◆ Brief ◆
Copy the records below exactly, leaving out every picture.

◆ Provided information ◆
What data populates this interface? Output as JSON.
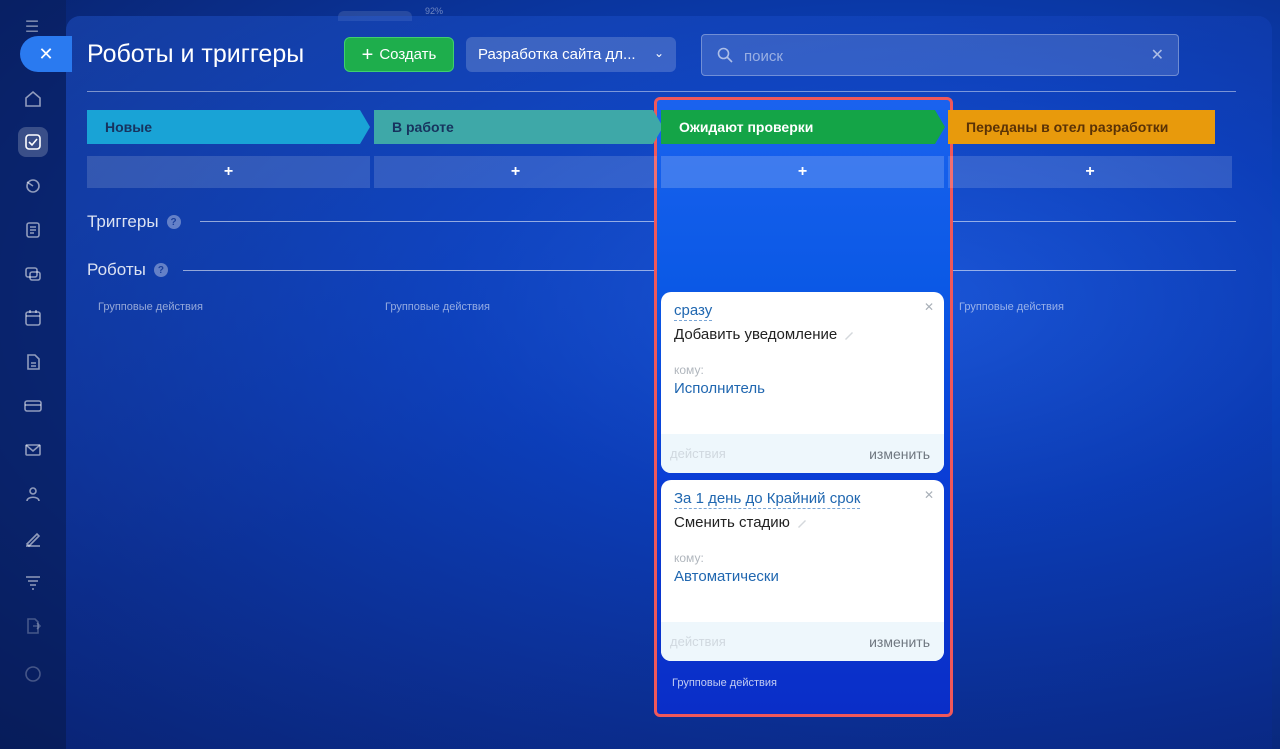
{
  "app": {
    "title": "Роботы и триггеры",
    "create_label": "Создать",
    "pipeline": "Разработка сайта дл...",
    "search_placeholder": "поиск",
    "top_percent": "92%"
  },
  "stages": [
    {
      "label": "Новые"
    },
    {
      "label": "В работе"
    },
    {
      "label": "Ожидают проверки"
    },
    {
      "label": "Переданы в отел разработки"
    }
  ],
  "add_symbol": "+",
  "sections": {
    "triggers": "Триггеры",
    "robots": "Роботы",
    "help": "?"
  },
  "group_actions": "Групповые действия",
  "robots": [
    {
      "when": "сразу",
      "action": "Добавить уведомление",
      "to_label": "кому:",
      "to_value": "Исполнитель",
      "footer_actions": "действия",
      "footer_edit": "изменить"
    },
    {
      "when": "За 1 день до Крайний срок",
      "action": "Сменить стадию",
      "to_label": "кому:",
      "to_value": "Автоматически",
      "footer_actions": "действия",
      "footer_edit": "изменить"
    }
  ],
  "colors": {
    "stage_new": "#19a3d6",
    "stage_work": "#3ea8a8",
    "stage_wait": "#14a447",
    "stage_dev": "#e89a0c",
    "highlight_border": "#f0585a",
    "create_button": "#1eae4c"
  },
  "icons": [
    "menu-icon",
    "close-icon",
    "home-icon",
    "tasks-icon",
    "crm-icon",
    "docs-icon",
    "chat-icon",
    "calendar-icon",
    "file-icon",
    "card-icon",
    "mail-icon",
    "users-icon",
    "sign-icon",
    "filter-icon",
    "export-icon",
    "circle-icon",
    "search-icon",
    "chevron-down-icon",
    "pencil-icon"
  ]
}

◆ Solution for this problem ◆
What data populates this interface? Output as JSON.
{
  "app": {
    "title": "Роботы и триггеры",
    "create_label": "Создать",
    "pipeline": "Разработка сайта дл...",
    "search_placeholder": "поиск",
    "top_percent": "92%"
  },
  "stages": [
    {
      "label": "Новые"
    },
    {
      "label": "В работе"
    },
    {
      "label": "Ожидают проверки"
    },
    {
      "label": "Переданы в отел разработки"
    }
  ],
  "add_symbol": "+",
  "sections": {
    "triggers": "Триггеры",
    "robots": "Роботы",
    "help": "?"
  },
  "group_actions": "Групповые действия",
  "robots": [
    {
      "when": "сразу",
      "action": "Добавить уведомление",
      "to_label": "кому:",
      "to_value": "Исполнитель",
      "footer_actions": "действия",
      "footer_edit": "изменить"
    },
    {
      "when": "За 1 день до Крайний срок",
      "action": "Сменить стадию",
      "to_label": "кому:",
      "to_value": "Автоматически",
      "footer_actions": "действия",
      "footer_edit": "изменить"
    }
  ],
  "colors": {
    "stage_new": "#19a3d6",
    "stage_work": "#3ea8a8",
    "stage_wait": "#14a447",
    "stage_dev": "#e89a0c",
    "highlight_border": "#f0585a",
    "create_button": "#1eae4c"
  },
  "icons": [
    "menu-icon",
    "close-icon",
    "home-icon",
    "tasks-icon",
    "crm-icon",
    "docs-icon",
    "chat-icon",
    "calendar-icon",
    "file-icon",
    "card-icon",
    "mail-icon",
    "users-icon",
    "sign-icon",
    "filter-icon",
    "export-icon",
    "circle-icon",
    "search-icon",
    "chevron-down-icon",
    "pencil-icon"
  ]
}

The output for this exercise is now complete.